*** 出典

東芝に関するニュースは先週多く、東芝の名前は特にエルピーダを巡る支援企業の候補の中に連ねている。4月5日のロイター通信は、支援企業選定の第1次入札で東芝が候補から外れた、と伝えた。その翌日、東芝は韓国のSKハイニックスと共同で支援に乗り出すことを日本経済新聞が伝えた。日経は東芝が韓国を訪問し、両社の折半出資で経営権を握るプランを提示したと報じている。このニュースを同日の朝鮮日報が報じ、SKハイニックスは提案の受け入れをまだ決定していないが、前向きに検討しているとしている。

メモリメーカーのハイニックスも単独では事業が立ちいかず韓国の大手通信業者であるSKテレコムの出資を受け、SKハイニックスと名前を変えたばかりだ。SKハイニックスはDRAMとNANDフラッシュの両製品を生産しており、米国のマイクロンや韓国のサムスンと同じような立場だ。エルピーダだけがDRAMしか生産していなかった。

ただし、DRAM、フラッシュとも第1位のサムスンの牙城を何とか崩したいという気持ちは、SKハイニックスやマイクロンにはある。特に韓国の中で、サムスンに対するLGや他の企業が持つライバル意識は極めて強い。90年代の韓国でLGを取材したあとに業界筋から「サムスンは日本に魂まで売った企業だ」という恨みにも似た強い声を聞かされた。グローバル化の先頭を行くサムスンに対して、LGやSKハイニックスがサムスンと手をつなぐとは今でもとても考えられない。ハイニックスと東芝が組むならサムスンに対するライバル競争は激化することは十分に考えられる。東芝はそこでどう対処していくか、東芝はこのことを認識しておく必要がある。

東芝が携帯電話事業を富士通に売却したというニュース(4月3日付けの日経)は、両社の合弁開発会社の富士通東芝モバイルコミュニケーションズの株式の中で、東芝が持っていた株式を富士通がすべて買い上げたもの。ここ数カ月、東芝のスマートフォン「レグザフォン」をはじめとする携帯電話事業を東芝は富士通へ徐々に移転していた。富士通は、これまでNTTドコモだけの携帯電話に、auの携帯電話も加えることができるようになる。米国のファブレス半導体nVidiaの最新モバイルプロセッサ、Tegra-3を搭載したレグザフォンは間もなくauから発売される。

東芝は撤退や支援などの業務だけではなく、積極的な攻めも開始した。4月4日の日刊工業新聞が報じたところによると、東芝は今年の夏にフラッシュメモリの新工場建設に着手する。増強するのは四日市工場の第5製造棟の2期工事分だという。1期分の工事は11年に終え稼働済みだとしている。サンディスクと共同運営している四日市工場の第5棟全体の両社の総投資額は5000億円以上だという。12年度に経常する東芝の半導体全体の設備投資額は11年度見込みの1600億円よりも上積みされると見ている。

******

• 課題 1
上の東芝に関する記事を3文で要約してください。
• 課題 2
上の東芝に関する記事をもとに、次の問いに答えてください。
(a) 4月5日のロイター通信は、東芝について何を伝えたか。
(b) ハイニックスが出資を受けた韓国の大手通信業者はどこか。
(c) 東芝と共同で四日市工場を運営している企業はどこか。
• 課題 3
上の東芝に関する記事で、ニュースの出どころとして挙げられている報道機関をすべて列挙してください。

*** 表示内容

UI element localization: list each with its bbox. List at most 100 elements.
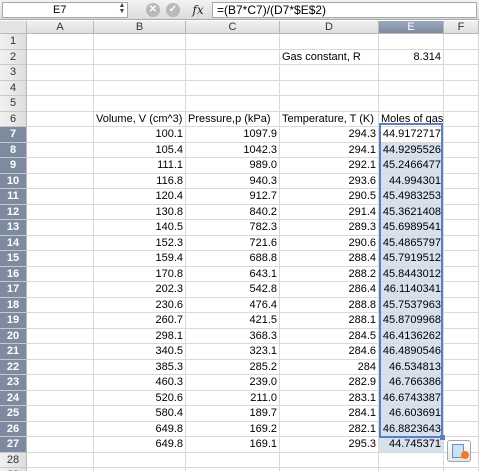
pressure-cell[interactable]: 1097.9 — [186, 127, 280, 143]
cell[interactable] — [27, 111, 94, 127]
moles-cell[interactable]: 46.8823643 — [379, 421, 444, 437]
cell[interactable] — [27, 359, 94, 375]
row-header-2[interactable]: 2 — [0, 49, 27, 65]
cell[interactable] — [280, 80, 379, 96]
row-header-17[interactable]: 17 — [0, 282, 27, 298]
cell[interactable] — [186, 80, 280, 96]
temperature-cell[interactable]: 288.4 — [280, 251, 379, 267]
volume-cell[interactable]: 298.1 — [94, 328, 186, 344]
volume-cell[interactable]: 202.3 — [94, 282, 186, 298]
row-header-7[interactable]: 7 — [0, 127, 27, 143]
row-header-15[interactable]: 15 — [0, 251, 27, 267]
cell[interactable] — [444, 406, 479, 422]
cell[interactable] — [94, 65, 186, 81]
row-header-4[interactable]: 4 — [0, 80, 27, 96]
pressure-cell[interactable]: 643.1 — [186, 266, 280, 282]
moles-cell[interactable]: 44.745371 — [379, 437, 444, 453]
pressure-cell[interactable]: 940.3 — [186, 173, 280, 189]
select-all-corner[interactable] — [0, 21, 27, 34]
cell[interactable] — [27, 235, 94, 251]
moles-cell[interactable]: 44.9172717 — [379, 127, 444, 143]
moles-cell[interactable]: 46.4136262 — [379, 328, 444, 344]
volume-cell[interactable]: 580.4 — [94, 406, 186, 422]
cell[interactable] — [280, 65, 379, 81]
row-header-19[interactable]: 19 — [0, 313, 27, 329]
volume-cell[interactable]: 460.3 — [94, 375, 186, 391]
volume-cell[interactable]: 260.7 — [94, 313, 186, 329]
cell[interactable] — [444, 80, 479, 96]
volume-cell[interactable]: 116.8 — [94, 173, 186, 189]
cell[interactable] — [379, 452, 444, 468]
cell[interactable] — [27, 452, 94, 468]
cell[interactable] — [379, 65, 444, 81]
cell[interactable] — [444, 313, 479, 329]
moles-cell[interactable]: 46.766386 — [379, 375, 444, 391]
pressure-cell[interactable]: 169.2 — [186, 421, 280, 437]
cell[interactable] — [27, 421, 94, 437]
temperature-cell[interactable]: 291.4 — [280, 204, 379, 220]
row-header-6[interactable]: 6 — [0, 111, 27, 127]
cell[interactable] — [444, 189, 479, 205]
moles-cell[interactable]: 45.7537963 — [379, 297, 444, 313]
temperature-cell[interactable]: 288.2 — [280, 266, 379, 282]
pressure-cell[interactable]: 239.0 — [186, 375, 280, 391]
row-header-8[interactable]: 8 — [0, 142, 27, 158]
moles-cell[interactable]: 44.994301 — [379, 173, 444, 189]
pressure-cell[interactable]: 421.5 — [186, 313, 280, 329]
cell[interactable] — [444, 220, 479, 236]
row-header-24[interactable]: 24 — [0, 390, 27, 406]
volume-cell[interactable]: 520.6 — [94, 390, 186, 406]
cell[interactable] — [444, 173, 479, 189]
moles-cell[interactable]: 45.4983253 — [379, 189, 444, 205]
cell[interactable] — [280, 34, 379, 50]
cell[interactable] — [94, 96, 186, 112]
row-header-28[interactable]: 28 — [0, 452, 27, 468]
function-icon[interactable]: fx — [188, 2, 208, 18]
cell[interactable] — [379, 80, 444, 96]
row-header-14[interactable]: 14 — [0, 235, 27, 251]
header-pressure[interactable]: Pressure,p (kPa) — [186, 111, 280, 127]
volume-cell[interactable]: 140.5 — [94, 220, 186, 236]
moles-cell[interactable]: 45.2466477 — [379, 158, 444, 174]
row-header-5[interactable]: 5 — [0, 96, 27, 112]
pressure-cell[interactable]: 989.0 — [186, 158, 280, 174]
cell[interactable] — [444, 204, 479, 220]
moles-cell[interactable]: 45.7919512 — [379, 251, 444, 267]
header-volume[interactable]: Volume, V (cm^3) — [94, 111, 186, 127]
cell[interactable] — [186, 49, 280, 65]
cell[interactable] — [186, 96, 280, 112]
temperature-cell[interactable]: 288.1 — [280, 313, 379, 329]
temperature-cell[interactable]: 284.1 — [280, 406, 379, 422]
name-box-stepper-icon[interactable]: ▲ ▼ — [117, 2, 127, 16]
temperature-cell[interactable]: 294.1 — [280, 142, 379, 158]
moles-cell[interactable]: 46.4890546 — [379, 344, 444, 360]
cell[interactable] — [27, 34, 94, 50]
moles-cell[interactable]: 46.534813 — [379, 359, 444, 375]
cell[interactable] — [379, 34, 444, 50]
cell[interactable] — [444, 127, 479, 143]
cell[interactable] — [27, 375, 94, 391]
cell[interactable] — [444, 34, 479, 50]
row-header-16[interactable]: 16 — [0, 266, 27, 282]
cell[interactable] — [444, 421, 479, 437]
cell[interactable] — [27, 158, 94, 174]
cell[interactable] — [27, 127, 94, 143]
cell[interactable] — [27, 282, 94, 298]
cell[interactable] — [94, 80, 186, 96]
confirm-icon[interactable]: ✓ — [166, 3, 180, 17]
cell[interactable] — [27, 344, 94, 360]
moles-cell[interactable]: 45.3621408 — [379, 204, 444, 220]
volume-cell[interactable]: 111.1 — [94, 158, 186, 174]
cell[interactable] — [27, 251, 94, 267]
moles-cell[interactable]: 45.8709968 — [379, 313, 444, 329]
pressure-cell[interactable]: 782.3 — [186, 220, 280, 236]
temperature-cell[interactable]: 290.6 — [280, 235, 379, 251]
header-temperature[interactable]: Temperature, T (K) — [280, 111, 379, 127]
column-header-f[interactable]: F — [444, 21, 479, 34]
pressure-cell[interactable]: 840.2 — [186, 204, 280, 220]
cell[interactable] — [27, 65, 94, 81]
cell[interactable] — [27, 328, 94, 344]
row-header-27[interactable]: 27 — [0, 437, 27, 453]
cell[interactable] — [27, 437, 94, 453]
column-header-b[interactable]: B — [94, 21, 186, 34]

******

• 解答 1
東芝は韓国のSKハイニックスと共同でエルピーダの支援に乗り出し、両社の折半出資で経営権を握るプランを提示したと報じられた。東芝は携帯電話事業を富士通に売却し、合弁会社である富士通東芝モバイルコミュニケーションズの東芝保有株式は富士通がすべて買い上げた。さらに東芝は、今年の夏に四日市工場第5製造棟の2期工事分としてフラッシュメモリの新工場建設に着手する。

• 解答 2
(a) 支援企業選定の第1次入札で、東芝が候補から外れたと伝えた。
(b) SKテレコム
(c) サンディスク

• 解答 3
ロイター通信
日本経済新聞(日経)
朝鮮日報
日刊工業新聞